** start of Given records **
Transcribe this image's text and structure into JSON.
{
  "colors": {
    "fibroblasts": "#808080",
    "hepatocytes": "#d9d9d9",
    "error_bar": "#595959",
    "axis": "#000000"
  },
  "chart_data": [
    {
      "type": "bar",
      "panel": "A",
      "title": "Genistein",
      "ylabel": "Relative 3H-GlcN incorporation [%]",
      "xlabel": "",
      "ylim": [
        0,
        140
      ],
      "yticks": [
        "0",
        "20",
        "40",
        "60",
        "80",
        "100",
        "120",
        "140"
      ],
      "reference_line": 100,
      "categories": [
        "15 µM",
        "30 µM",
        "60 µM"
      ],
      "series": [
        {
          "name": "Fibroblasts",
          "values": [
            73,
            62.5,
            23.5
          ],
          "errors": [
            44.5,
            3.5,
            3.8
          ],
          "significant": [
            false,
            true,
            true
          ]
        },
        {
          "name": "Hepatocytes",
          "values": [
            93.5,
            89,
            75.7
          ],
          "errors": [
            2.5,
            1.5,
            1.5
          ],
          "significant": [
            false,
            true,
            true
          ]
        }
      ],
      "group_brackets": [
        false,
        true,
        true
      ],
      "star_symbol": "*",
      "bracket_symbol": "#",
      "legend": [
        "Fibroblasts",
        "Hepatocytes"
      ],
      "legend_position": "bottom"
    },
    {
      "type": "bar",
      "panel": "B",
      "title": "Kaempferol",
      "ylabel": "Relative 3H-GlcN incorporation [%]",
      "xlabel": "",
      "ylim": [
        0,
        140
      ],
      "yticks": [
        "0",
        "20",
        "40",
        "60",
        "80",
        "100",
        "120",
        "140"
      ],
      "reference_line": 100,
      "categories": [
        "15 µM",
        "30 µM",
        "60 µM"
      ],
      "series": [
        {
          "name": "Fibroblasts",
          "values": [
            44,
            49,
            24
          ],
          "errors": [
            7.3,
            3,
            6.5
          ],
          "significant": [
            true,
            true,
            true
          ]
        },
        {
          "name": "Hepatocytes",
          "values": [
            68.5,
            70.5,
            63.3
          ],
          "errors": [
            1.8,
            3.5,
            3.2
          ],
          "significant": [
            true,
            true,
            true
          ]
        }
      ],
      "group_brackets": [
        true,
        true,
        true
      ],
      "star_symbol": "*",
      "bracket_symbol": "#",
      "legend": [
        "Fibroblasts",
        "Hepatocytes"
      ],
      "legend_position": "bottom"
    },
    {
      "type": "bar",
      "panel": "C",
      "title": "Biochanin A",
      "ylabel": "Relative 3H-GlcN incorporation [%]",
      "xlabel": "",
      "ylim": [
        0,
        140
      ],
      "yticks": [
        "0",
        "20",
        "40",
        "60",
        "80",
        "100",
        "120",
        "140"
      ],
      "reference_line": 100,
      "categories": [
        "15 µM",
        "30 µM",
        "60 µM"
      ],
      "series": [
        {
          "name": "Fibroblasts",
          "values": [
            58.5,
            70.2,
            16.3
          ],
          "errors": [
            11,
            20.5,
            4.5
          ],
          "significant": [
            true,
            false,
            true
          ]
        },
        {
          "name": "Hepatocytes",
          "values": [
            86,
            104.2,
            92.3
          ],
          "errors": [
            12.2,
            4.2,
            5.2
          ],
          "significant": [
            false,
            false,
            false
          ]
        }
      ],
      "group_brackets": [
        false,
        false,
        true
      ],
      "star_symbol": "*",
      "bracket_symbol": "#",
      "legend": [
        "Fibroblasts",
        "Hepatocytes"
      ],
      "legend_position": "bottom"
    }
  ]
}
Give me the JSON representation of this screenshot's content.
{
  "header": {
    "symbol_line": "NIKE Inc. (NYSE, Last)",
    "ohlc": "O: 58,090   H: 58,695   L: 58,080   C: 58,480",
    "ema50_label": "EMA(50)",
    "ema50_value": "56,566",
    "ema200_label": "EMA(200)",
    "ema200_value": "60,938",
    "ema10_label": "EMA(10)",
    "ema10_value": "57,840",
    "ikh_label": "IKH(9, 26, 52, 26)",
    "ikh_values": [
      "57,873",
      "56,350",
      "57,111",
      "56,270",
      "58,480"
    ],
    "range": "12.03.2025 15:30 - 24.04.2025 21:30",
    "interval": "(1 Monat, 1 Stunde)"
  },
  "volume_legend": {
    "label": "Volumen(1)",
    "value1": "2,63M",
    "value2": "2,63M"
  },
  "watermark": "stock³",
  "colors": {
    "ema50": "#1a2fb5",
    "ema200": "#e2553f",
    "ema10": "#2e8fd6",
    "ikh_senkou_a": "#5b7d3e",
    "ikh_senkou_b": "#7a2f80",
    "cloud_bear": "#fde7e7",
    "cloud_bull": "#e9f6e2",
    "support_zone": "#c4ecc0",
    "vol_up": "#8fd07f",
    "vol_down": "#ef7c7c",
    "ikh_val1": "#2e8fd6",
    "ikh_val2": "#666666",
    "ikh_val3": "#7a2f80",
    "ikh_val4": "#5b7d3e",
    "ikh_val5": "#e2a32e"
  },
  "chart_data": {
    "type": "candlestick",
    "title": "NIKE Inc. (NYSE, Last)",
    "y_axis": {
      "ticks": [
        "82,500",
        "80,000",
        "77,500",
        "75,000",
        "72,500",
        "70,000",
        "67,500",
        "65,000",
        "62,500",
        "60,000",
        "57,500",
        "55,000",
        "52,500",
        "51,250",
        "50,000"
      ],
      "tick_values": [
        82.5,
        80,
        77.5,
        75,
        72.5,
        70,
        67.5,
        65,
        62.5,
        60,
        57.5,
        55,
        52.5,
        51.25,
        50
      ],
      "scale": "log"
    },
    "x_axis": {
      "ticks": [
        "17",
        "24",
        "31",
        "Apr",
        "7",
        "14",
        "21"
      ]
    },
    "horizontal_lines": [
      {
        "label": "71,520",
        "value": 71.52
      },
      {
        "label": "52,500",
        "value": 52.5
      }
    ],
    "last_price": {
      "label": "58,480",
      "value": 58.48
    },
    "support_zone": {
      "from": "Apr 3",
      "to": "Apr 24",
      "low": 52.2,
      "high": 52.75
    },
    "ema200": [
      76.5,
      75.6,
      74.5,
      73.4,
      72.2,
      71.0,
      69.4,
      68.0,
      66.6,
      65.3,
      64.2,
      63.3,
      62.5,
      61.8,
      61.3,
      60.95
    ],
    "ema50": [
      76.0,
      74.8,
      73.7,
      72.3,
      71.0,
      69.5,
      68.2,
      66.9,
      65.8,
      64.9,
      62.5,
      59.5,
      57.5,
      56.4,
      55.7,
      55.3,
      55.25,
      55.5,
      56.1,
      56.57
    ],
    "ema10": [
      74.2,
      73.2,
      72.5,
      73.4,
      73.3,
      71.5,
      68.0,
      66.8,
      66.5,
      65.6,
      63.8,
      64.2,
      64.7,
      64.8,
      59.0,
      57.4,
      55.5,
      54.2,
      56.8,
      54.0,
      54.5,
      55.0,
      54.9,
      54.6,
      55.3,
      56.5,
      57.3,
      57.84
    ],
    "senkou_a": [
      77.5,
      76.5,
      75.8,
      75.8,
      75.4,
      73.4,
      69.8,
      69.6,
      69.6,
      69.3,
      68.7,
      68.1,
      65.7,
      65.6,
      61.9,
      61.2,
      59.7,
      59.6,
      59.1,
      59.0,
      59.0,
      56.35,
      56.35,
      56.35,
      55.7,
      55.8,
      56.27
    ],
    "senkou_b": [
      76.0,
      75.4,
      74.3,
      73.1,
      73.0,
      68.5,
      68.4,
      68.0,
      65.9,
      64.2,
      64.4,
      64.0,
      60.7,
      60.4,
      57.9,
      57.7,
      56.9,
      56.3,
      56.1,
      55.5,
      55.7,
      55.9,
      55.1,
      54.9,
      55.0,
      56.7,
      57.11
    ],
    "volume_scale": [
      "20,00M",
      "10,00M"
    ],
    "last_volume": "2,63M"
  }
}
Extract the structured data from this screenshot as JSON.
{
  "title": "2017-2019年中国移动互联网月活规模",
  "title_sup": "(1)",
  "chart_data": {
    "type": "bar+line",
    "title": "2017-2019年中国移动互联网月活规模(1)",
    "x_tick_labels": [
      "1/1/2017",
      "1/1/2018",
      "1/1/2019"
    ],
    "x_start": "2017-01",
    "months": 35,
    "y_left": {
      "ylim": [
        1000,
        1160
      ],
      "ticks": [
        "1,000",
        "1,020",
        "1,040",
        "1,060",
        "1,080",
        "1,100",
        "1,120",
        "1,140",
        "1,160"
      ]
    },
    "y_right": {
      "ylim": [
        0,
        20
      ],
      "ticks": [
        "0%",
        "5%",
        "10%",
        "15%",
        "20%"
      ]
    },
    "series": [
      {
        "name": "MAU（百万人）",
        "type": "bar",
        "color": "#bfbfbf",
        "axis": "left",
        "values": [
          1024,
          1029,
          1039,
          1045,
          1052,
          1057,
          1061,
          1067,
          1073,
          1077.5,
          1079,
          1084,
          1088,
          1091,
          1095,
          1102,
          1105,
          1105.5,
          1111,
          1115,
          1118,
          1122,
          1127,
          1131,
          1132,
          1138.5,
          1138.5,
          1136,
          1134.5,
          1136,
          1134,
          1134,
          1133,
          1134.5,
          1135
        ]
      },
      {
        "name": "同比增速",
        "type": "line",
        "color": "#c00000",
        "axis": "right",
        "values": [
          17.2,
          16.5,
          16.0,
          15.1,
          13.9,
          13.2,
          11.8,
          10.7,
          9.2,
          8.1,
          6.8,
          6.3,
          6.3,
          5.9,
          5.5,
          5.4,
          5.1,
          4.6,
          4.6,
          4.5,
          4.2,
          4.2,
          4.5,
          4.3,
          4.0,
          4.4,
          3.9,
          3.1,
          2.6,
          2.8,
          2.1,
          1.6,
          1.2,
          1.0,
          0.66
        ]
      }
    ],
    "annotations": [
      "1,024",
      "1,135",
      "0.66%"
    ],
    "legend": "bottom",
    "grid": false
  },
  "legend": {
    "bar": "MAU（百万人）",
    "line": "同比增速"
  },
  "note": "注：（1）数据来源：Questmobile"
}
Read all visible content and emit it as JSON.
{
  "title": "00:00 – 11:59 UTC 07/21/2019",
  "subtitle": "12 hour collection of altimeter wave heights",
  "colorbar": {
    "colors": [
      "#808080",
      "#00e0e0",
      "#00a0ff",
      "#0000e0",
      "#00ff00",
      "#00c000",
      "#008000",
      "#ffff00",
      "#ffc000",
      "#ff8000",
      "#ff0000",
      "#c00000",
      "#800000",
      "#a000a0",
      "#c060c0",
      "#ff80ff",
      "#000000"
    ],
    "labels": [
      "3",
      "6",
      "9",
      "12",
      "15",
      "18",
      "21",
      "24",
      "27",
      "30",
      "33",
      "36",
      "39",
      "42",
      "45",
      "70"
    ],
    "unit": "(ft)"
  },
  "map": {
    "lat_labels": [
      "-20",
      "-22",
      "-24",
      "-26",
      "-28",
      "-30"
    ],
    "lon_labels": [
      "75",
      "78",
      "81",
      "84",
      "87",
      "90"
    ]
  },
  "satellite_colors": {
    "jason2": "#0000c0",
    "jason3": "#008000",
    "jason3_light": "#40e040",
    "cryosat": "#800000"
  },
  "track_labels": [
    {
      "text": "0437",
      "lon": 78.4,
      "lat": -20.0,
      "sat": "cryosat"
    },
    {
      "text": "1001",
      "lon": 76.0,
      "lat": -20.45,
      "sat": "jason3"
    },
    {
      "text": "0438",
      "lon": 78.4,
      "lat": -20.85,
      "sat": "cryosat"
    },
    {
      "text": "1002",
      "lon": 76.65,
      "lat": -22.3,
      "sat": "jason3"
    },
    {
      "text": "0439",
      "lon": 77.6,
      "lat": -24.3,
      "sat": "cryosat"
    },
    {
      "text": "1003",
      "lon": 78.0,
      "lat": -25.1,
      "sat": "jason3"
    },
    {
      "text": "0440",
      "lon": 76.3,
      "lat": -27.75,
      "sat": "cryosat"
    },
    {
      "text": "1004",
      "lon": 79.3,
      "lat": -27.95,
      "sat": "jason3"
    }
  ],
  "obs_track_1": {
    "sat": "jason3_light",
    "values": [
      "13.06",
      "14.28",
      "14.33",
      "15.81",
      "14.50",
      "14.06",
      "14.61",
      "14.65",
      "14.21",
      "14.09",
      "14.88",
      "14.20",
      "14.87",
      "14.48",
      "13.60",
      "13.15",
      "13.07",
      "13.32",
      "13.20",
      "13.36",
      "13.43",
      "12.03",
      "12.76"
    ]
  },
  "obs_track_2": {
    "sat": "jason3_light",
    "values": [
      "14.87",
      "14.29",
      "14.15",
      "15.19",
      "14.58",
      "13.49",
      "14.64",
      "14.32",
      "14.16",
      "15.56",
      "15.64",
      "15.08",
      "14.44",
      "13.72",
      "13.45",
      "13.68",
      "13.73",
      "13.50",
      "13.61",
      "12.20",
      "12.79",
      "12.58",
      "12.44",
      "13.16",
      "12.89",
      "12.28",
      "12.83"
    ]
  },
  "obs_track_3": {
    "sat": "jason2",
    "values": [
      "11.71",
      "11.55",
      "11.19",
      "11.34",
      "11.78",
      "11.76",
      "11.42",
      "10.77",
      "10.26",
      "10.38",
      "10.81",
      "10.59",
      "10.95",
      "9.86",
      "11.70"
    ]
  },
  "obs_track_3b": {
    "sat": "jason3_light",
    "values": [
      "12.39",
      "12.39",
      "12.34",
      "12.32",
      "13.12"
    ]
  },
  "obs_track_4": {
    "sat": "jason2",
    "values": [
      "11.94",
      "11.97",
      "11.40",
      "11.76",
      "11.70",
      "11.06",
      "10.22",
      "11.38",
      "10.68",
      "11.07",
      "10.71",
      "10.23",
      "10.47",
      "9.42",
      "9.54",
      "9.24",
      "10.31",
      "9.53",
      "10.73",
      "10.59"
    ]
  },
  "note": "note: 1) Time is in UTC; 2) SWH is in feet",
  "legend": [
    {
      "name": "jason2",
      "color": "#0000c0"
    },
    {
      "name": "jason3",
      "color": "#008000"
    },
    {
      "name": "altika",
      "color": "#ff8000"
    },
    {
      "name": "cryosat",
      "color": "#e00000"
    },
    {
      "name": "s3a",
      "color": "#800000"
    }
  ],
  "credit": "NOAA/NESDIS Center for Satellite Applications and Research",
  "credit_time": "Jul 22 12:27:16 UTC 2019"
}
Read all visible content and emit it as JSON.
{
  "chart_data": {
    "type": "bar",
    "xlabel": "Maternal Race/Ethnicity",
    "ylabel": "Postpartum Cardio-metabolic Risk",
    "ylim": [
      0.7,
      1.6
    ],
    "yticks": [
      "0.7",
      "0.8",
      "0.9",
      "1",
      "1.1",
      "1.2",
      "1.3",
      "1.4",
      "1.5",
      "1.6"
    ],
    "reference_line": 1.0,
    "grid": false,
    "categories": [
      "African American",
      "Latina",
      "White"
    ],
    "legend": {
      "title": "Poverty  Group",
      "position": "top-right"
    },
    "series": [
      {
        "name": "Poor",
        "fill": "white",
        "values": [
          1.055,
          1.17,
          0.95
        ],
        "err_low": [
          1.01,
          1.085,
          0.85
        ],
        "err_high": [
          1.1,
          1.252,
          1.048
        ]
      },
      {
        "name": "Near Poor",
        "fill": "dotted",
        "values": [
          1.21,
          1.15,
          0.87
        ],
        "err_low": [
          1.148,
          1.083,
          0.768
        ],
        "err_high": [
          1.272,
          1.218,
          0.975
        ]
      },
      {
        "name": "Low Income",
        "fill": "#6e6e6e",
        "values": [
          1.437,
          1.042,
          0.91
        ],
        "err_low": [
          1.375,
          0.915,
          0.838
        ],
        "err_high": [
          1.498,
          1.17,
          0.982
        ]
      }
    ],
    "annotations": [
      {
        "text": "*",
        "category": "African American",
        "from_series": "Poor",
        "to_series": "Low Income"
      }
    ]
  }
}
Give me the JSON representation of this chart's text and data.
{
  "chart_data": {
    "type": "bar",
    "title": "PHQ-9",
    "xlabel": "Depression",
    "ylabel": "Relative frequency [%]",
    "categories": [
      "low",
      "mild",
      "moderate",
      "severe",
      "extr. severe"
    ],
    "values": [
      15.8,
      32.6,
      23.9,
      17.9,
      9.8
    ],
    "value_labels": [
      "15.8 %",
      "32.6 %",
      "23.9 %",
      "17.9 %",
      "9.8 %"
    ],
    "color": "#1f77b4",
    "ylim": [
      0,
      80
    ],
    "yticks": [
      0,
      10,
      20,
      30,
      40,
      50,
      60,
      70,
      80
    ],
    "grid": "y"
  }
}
** end of Given records **
Copy out every line holding the string "this".

> _Result of the exercise_:
Transcribe this image's text and structure into JSON.
Give me the JSON representation of this screenshot's content.
Extract the structured data from this screenshot as JSON.
Give me the JSON representation of this chart's text and data.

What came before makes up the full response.